**YOUR TASK**
Every entry needs to be printed exactly, please.

§

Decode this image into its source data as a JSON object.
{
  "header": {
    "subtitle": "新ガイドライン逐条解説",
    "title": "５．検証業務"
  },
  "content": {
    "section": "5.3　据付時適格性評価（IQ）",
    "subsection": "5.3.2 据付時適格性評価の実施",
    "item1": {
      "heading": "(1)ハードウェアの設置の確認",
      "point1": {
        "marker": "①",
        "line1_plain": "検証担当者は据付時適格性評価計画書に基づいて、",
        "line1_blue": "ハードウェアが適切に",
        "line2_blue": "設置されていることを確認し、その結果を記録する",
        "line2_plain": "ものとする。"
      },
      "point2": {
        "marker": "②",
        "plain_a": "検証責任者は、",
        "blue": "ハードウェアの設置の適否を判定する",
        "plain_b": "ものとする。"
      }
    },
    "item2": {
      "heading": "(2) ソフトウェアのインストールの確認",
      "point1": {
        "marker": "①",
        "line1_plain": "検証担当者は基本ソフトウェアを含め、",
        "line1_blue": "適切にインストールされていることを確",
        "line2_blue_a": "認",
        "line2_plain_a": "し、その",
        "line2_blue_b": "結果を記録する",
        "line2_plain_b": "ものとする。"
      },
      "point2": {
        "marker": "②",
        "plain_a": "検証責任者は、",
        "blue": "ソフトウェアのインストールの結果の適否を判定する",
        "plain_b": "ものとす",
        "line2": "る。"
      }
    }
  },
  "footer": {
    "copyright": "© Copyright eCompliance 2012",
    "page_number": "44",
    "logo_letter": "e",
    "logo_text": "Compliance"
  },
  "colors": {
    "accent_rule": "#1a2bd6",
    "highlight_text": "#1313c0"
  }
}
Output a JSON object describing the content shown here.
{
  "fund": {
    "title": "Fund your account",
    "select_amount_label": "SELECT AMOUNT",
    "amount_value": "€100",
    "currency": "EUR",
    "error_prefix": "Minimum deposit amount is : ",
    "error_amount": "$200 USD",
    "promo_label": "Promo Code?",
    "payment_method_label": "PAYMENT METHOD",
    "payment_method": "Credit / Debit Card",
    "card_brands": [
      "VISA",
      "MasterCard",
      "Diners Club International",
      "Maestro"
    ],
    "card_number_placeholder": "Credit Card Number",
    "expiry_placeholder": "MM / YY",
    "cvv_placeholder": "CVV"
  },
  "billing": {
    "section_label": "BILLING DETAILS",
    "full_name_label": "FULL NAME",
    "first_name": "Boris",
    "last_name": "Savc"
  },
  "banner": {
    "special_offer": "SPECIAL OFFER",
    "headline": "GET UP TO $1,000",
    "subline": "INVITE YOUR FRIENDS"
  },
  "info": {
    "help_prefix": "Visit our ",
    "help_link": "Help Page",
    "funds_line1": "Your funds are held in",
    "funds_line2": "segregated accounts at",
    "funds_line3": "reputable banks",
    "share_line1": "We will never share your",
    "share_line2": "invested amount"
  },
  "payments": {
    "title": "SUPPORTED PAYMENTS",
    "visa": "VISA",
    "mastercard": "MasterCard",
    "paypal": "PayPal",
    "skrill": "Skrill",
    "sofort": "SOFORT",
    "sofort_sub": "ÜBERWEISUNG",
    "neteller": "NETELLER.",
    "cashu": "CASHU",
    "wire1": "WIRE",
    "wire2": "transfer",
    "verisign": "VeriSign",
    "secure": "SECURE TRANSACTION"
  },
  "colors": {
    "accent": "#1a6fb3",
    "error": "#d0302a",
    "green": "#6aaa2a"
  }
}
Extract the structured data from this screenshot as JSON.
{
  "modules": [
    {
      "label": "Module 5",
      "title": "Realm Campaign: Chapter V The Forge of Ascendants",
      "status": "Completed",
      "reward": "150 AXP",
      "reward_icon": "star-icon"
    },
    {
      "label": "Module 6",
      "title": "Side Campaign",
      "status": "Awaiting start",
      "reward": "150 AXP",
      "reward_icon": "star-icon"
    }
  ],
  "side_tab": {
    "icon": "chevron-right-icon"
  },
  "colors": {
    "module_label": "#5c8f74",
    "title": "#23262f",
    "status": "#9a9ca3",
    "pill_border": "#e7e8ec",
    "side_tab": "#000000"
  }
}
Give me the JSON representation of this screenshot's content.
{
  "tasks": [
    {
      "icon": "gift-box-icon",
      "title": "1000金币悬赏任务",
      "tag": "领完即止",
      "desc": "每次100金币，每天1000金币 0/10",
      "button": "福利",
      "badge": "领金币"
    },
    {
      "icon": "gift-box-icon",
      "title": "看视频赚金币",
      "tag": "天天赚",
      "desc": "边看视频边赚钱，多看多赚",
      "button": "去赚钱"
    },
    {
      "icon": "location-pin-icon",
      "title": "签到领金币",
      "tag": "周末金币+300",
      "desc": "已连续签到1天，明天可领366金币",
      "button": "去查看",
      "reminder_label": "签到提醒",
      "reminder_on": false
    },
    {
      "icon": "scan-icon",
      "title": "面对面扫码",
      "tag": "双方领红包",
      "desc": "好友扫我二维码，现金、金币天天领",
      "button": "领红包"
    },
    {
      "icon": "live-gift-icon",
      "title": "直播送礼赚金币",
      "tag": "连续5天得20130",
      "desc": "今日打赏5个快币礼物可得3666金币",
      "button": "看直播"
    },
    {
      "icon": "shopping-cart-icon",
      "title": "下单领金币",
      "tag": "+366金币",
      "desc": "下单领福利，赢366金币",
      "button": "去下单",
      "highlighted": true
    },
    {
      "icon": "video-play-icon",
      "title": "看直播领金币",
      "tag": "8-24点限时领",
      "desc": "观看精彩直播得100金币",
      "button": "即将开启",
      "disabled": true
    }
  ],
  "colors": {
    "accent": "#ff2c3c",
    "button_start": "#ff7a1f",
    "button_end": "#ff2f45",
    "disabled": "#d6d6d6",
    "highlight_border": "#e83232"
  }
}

§

**THE RESPONSE**
Decode this image into its source data as a JSON object.
{
  "header": {
    "subtitle": "新ガイドライン逐条解説",
    "title": "５．検証業務"
  },
  "content": {
    "section": "5.3　据付時適格性評価（IQ）",
    "subsection": "5.3.2 据付時適格性評価の実施",
    "item1": {
      "heading": "(1)ハードウェアの設置の確認",
      "point1": {
        "marker": "①",
        "line1_plain": "検証担当者は据付時適格性評価計画書に基づいて、",
        "line1_blue": "ハードウェアが適切に",
        "line2_blue": "設置されていることを確認し、その結果を記録する",
        "line2_plain": "ものとする。"
      },
      "point2": {
        "marker": "②",
        "plain_a": "検証責任者は、",
        "blue": "ハードウェアの設置の適否を判定する",
        "plain_b": "ものとする。"
      }
    },
    "item2": {
      "heading": "(2) ソフトウェアのインストールの確認",
      "point1": {
        "marker": "①",
        "line1_plain": "検証担当者は基本ソフトウェアを含め、",
        "line1_blue": "適切にインストールされていることを確",
        "line2_blue_a": "認",
        "line2_plain_a": "し、その",
        "line2_blue_b": "結果を記録する",
        "line2_plain_b": "ものとする。"
      },
      "point2": {
        "marker": "②",
        "plain_a": "検証責任者は、",
        "blue": "ソフトウェアのインストールの結果の適否を判定する",
        "plain_b": "ものとす",
        "line2": "る。"
      }
    }
  },
  "footer": {
    "copyright": "© Copyright eCompliance 2012",
    "page_number": "44",
    "logo_letter": "e",
    "logo_text": "Compliance"
  },
  "colors": {
    "accent_rule": "#1a2bd6",
    "highlight_text": "#1313c0"
  }
}
Output a JSON object describing the content shown here.
{
  "fund": {
    "title": "Fund your account",
    "select_amount_label": "SELECT AMOUNT",
    "amount_value": "€100",
    "currency": "EUR",
    "error_prefix": "Minimum deposit amount is : ",
    "error_amount": "$200 USD",
    "promo_label": "Promo Code?",
    "payment_method_label": "PAYMENT METHOD",
    "payment_method": "Credit / Debit Card",
    "card_brands": [
      "VISA",
      "MasterCard",
      "Diners Club International",
      "Maestro"
    ],
    "card_number_placeholder": "Credit Card Number",
    "expiry_placeholder": "MM / YY",
    "cvv_placeholder": "CVV"
  },
  "billing": {
    "section_label": "BILLING DETAILS",
    "full_name_label": "FULL NAME",
    "first_name": "Boris",
    "last_name": "Savc"
  },
  "banner": {
    "special_offer": "SPECIAL OFFER",
    "headline": "GET UP TO $1,000",
    "subline": "INVITE YOUR FRIENDS"
  },
  "info": {
    "help_prefix": "Visit our ",
    "help_link": "Help Page",
    "funds_line1": "Your funds are held in",
    "funds_line2": "segregated accounts at",
    "funds_line3": "reputable banks",
    "share_line1": "We will never share your",
    "share_line2": "invested amount"
  },
  "payments": {
    "title": "SUPPORTED PAYMENTS",
    "visa": "VISA",
    "mastercard": "MasterCard",
    "paypal": "PayPal",
    "skrill": "Skrill",
    "sofort": "SOFORT",
    "sofort_sub": "ÜBERWEISUNG",
    "neteller": "NETELLER.",
    "cashu": "CASHU",
    "wire1": "WIRE",
    "wire2": "transfer",
    "verisign": "VeriSign",
    "secure": "SECURE TRANSACTION"
  },
  "colors": {
    "accent": "#1a6fb3",
    "error": "#d0302a",
    "green": "#6aaa2a"
  }
}
Extract the structured data from this screenshot as JSON.
{
  "modules": [
    {
      "label": "Module 5",
      "title": "Realm Campaign: Chapter V The Forge of Ascendants",
      "status": "Completed",
      "reward": "150 AXP",
      "reward_icon": "star-icon"
    },
    {
      "label": "Module 6",
      "title": "Side Campaign",
      "status": "Awaiting start",
      "reward": "150 AXP",
      "reward_icon": "star-icon"
    }
  ],
  "side_tab": {
    "icon": "chevron-right-icon"
  },
  "colors": {
    "module_label": "#5c8f74",
    "title": "#23262f",
    "status": "#9a9ca3",
    "pill_border": "#e7e8ec",
    "side_tab": "#000000"
  }
}
Give me the JSON representation of this screenshot's content.
{
  "tasks": [
    {
      "icon": "gift-box-icon",
      "title": "1000金币悬赏任务",
      "tag": "领完即止",
      "desc": "每次100金币，每天1000金币 0/10",
      "button": "福利",
      "badge": "领金币"
    },
    {
      "icon": "gift-box-icon",
      "title": "看视频赚金币",
      "tag": "天天赚",
      "desc": "边看视频边赚钱，多看多赚",
      "button": "去赚钱"
    },
    {
      "icon": "location-pin-icon",
      "title": "签到领金币",
      "tag": "周末金币+300",
      "desc": "已连续签到1天，明天可领366金币",
      "button": "去查看",
      "reminder_label": "签到提醒",
      "reminder_on": false
    },
    {
      "icon": "scan-icon",
      "title": "面对面扫码",
      "tag": "双方领红包",
      "desc": "好友扫我二维码，现金、金币天天领",
      "button": "领红包"
    },
    {
      "icon": "live-gift-icon",
      "title": "直播送礼赚金币",
      "tag": "连续5天得20130",
      "desc": "今日打赏5个快币礼物可得3666金币",
      "button": "看直播"
    },
    {
      "icon": "shopping-cart-icon",
      "title": "下单领金币",
      "tag": "+366金币",
      "desc": "下单领福利，赢366金币",
      "button": "去下单",
      "highlighted": true
    },
    {
      "icon": "video-play-icon",
      "title": "看直播领金币",
      "tag": "8-24点限时领",
      "desc": "观看精彩直播得100金币",
      "button": "即将开启",
      "disabled": true
    }
  ],
  "colors": {
    "accent": "#ff2c3c",
    "button_start": "#ff7a1f",
    "button_end": "#ff2f45",
    "disabled": "#d6d6d6",
    "highlight_border": "#e83232"
  }
}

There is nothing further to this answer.